● **Exercise data**:
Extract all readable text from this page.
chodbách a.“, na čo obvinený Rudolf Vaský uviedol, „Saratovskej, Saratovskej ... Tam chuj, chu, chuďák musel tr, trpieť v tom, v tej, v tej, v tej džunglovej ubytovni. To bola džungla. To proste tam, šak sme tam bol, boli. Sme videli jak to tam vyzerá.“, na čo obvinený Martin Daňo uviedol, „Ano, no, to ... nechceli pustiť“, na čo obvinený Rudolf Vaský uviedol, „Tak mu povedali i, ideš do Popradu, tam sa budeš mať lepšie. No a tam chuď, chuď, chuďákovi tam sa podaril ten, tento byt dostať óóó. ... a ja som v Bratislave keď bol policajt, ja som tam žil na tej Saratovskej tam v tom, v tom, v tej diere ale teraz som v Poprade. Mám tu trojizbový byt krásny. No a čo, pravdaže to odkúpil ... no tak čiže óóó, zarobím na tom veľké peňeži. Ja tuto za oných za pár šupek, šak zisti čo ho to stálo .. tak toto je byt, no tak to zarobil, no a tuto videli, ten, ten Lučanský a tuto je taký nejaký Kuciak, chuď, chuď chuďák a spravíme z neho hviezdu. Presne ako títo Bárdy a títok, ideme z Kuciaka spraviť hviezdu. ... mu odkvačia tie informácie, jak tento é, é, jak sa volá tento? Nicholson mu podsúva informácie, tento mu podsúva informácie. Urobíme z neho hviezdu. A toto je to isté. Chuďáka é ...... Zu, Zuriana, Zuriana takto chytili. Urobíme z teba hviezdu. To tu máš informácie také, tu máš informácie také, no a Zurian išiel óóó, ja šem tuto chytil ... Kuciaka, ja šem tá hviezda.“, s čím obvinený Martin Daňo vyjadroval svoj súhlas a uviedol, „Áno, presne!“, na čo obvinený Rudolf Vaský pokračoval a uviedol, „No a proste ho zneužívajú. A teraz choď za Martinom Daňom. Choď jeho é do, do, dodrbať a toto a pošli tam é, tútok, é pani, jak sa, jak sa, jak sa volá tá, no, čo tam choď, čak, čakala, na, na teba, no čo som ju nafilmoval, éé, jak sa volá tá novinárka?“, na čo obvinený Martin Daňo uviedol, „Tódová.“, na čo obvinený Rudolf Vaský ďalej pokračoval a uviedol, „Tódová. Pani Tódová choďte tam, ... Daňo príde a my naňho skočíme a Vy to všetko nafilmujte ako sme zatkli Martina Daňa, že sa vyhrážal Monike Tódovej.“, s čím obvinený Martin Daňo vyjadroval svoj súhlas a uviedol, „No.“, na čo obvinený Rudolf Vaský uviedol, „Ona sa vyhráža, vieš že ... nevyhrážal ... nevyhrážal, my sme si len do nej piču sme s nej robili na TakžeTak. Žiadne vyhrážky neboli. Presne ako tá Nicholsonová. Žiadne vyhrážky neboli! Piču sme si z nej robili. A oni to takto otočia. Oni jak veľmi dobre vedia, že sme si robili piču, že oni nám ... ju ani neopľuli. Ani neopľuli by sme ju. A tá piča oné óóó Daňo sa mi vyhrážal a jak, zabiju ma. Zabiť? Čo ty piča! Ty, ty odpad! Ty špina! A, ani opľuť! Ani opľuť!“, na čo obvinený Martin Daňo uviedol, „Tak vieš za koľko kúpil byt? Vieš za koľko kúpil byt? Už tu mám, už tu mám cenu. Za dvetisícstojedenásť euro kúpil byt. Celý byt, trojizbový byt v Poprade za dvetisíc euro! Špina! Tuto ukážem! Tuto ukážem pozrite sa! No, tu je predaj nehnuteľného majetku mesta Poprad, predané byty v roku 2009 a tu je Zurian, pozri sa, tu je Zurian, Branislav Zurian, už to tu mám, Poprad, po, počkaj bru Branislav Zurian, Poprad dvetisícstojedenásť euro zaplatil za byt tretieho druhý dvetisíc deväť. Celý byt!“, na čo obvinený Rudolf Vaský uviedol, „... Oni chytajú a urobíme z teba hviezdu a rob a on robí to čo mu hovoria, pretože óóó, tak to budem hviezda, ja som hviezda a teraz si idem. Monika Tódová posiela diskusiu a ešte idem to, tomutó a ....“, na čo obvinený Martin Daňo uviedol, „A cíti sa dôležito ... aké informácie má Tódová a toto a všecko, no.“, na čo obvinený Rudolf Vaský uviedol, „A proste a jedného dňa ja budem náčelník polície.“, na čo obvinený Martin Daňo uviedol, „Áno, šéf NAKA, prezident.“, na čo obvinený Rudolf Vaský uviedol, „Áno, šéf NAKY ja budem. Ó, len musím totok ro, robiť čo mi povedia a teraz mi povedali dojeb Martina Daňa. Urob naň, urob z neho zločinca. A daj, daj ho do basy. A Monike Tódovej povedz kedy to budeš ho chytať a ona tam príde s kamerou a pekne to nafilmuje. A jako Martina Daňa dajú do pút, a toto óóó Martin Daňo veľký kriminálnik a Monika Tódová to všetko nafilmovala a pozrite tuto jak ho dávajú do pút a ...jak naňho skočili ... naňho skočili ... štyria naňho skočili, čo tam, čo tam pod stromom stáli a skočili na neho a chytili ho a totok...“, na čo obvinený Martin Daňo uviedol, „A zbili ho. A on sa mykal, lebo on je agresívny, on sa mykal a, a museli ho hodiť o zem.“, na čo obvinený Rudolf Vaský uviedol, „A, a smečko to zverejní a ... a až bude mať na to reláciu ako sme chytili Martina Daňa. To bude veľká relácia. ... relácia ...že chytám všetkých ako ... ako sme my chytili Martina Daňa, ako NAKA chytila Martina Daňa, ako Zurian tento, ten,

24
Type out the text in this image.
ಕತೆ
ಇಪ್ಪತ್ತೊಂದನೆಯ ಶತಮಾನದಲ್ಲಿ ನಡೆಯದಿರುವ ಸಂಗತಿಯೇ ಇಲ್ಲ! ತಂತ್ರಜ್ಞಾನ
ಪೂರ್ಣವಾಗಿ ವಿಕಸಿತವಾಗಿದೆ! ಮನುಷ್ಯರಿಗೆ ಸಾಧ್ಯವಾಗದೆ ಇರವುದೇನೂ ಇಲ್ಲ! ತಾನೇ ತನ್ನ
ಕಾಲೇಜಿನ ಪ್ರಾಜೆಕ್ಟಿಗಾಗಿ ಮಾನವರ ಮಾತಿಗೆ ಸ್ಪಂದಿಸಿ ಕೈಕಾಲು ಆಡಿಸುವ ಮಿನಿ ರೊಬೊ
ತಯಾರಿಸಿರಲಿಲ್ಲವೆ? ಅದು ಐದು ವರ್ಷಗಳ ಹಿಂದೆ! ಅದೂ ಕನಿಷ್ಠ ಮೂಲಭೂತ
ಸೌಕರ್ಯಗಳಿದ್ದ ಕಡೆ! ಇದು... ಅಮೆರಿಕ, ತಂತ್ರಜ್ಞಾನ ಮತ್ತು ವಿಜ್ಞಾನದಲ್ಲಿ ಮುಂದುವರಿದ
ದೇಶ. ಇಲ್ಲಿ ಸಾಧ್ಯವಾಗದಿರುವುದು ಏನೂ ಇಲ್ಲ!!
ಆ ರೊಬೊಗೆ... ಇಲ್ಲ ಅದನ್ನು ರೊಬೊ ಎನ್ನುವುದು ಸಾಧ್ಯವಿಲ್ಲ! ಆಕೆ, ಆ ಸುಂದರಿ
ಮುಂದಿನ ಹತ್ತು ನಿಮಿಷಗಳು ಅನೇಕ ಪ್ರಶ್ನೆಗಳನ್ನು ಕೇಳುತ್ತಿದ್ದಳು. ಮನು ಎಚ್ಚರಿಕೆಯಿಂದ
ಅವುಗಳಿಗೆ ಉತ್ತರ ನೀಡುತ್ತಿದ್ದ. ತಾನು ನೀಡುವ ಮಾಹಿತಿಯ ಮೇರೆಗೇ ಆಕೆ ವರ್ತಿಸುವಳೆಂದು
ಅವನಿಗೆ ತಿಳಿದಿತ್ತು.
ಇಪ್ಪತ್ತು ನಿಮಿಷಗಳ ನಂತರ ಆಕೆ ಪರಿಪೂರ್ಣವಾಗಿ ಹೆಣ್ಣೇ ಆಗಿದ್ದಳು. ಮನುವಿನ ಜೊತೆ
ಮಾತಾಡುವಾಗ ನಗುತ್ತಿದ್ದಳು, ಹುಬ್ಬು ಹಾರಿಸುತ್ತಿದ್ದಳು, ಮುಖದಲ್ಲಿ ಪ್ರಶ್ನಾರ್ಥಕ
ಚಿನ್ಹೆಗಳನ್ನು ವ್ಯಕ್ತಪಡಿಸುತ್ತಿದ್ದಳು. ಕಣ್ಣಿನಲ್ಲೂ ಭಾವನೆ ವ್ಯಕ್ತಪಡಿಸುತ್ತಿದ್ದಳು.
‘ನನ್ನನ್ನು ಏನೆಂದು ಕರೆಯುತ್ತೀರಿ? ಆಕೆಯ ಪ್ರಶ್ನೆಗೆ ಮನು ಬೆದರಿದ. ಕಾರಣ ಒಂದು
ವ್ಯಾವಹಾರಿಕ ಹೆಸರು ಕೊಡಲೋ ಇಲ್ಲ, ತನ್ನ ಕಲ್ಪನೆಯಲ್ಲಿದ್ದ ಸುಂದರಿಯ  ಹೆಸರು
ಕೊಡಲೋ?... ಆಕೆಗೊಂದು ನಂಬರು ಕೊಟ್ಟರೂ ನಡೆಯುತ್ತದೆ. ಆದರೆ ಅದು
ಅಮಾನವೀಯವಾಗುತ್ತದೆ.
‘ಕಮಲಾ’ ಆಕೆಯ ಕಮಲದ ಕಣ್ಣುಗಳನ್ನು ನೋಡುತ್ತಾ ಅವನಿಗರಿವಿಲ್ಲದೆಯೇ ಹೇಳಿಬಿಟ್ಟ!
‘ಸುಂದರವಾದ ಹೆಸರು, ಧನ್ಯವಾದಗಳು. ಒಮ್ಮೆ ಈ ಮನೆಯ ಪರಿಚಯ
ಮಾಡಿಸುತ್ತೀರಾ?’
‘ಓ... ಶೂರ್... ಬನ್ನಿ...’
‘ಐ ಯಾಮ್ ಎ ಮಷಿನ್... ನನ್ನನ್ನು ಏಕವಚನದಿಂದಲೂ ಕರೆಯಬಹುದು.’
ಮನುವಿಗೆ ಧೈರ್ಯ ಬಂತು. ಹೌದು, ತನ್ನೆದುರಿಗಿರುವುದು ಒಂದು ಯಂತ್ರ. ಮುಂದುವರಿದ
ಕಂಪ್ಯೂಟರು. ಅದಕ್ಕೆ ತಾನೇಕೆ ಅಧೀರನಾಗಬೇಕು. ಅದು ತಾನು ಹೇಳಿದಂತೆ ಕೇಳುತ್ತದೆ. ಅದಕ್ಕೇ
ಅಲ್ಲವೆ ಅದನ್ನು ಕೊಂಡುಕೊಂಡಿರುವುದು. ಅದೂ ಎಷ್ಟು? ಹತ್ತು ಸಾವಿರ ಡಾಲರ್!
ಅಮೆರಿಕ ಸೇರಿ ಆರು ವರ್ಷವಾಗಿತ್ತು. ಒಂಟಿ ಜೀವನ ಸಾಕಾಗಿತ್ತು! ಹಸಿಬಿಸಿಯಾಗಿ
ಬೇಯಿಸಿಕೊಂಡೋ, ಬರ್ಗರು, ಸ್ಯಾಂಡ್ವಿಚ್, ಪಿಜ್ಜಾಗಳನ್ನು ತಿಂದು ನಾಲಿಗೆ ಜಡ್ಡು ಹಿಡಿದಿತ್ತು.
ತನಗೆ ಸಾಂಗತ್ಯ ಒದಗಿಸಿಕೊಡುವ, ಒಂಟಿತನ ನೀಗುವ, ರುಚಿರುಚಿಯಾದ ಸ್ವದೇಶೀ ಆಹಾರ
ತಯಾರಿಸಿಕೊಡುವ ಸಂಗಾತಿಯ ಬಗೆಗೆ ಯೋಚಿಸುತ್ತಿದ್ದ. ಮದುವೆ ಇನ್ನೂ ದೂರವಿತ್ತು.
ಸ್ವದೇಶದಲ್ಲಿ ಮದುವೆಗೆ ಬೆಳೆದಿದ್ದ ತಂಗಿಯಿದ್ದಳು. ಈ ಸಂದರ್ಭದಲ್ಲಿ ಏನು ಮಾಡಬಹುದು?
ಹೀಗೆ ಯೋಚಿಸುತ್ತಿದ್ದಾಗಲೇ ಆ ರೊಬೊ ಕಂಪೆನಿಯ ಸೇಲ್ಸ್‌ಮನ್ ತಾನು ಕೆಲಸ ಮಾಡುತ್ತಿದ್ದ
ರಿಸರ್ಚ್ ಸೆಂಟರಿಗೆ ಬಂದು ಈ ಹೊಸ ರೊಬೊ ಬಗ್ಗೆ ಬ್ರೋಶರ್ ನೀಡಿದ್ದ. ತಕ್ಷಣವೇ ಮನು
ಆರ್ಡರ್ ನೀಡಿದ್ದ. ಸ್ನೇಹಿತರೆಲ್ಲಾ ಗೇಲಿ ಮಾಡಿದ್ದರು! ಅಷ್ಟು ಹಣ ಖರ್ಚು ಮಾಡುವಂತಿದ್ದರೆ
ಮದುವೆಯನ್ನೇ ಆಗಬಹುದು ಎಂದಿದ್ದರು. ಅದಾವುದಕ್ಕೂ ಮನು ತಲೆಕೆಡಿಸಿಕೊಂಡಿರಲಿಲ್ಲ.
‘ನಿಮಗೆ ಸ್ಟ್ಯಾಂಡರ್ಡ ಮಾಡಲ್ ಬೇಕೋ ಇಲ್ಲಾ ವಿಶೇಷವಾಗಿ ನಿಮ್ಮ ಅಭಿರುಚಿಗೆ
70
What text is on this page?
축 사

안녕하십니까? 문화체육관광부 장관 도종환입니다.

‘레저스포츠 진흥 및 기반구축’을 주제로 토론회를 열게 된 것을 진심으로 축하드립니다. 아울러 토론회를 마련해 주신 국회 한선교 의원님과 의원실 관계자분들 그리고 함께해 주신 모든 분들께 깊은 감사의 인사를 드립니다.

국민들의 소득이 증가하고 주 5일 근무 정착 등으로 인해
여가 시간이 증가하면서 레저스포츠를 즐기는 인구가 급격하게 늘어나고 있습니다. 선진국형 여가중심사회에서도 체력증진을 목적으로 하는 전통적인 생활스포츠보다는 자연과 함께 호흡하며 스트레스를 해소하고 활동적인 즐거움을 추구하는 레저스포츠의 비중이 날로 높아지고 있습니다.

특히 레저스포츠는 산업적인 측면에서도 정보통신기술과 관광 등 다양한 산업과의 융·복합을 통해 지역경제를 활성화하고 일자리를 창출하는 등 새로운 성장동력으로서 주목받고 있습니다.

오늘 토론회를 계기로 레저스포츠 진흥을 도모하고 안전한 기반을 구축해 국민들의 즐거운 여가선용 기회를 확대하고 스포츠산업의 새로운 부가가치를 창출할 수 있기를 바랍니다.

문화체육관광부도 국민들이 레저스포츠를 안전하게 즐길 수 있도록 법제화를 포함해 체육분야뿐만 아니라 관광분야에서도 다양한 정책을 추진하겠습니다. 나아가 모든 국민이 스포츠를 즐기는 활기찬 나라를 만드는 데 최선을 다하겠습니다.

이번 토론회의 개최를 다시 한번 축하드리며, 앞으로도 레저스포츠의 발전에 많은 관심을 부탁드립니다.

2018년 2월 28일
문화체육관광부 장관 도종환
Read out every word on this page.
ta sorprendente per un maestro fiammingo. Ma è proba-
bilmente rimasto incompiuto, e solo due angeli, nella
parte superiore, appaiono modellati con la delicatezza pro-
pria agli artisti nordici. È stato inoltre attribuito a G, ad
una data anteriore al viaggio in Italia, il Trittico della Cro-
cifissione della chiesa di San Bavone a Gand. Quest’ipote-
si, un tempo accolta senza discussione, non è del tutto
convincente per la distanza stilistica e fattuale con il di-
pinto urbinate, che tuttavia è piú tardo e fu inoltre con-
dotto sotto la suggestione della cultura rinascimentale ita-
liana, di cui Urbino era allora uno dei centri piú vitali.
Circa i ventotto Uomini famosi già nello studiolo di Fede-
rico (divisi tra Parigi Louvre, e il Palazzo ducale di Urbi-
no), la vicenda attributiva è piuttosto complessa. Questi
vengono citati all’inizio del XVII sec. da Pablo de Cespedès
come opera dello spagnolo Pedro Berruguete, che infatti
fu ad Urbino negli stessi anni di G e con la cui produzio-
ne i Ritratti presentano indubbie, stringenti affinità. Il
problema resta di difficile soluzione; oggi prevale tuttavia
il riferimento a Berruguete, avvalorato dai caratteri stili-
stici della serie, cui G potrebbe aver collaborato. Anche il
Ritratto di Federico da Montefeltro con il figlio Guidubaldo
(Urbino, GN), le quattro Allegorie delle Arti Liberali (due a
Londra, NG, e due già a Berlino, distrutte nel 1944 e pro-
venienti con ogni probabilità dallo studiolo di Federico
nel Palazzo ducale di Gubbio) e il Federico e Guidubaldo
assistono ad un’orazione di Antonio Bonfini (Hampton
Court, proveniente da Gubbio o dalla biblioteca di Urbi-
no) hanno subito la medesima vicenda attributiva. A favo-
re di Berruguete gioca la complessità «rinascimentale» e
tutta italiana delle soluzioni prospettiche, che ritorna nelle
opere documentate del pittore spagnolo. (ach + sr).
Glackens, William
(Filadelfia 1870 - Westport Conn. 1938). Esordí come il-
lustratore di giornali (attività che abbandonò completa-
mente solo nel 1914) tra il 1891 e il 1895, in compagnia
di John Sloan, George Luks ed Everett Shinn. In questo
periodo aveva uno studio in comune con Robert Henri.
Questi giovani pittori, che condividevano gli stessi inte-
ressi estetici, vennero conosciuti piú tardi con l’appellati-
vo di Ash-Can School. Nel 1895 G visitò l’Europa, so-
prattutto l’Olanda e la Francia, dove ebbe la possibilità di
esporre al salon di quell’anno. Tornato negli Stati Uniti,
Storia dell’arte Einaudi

● **Request**: Scan the data for the word "page" and copy every line where it shows up.

● **Task response**:
Extract all readable text from this page.
What text is on this page?
Read out every word on this page.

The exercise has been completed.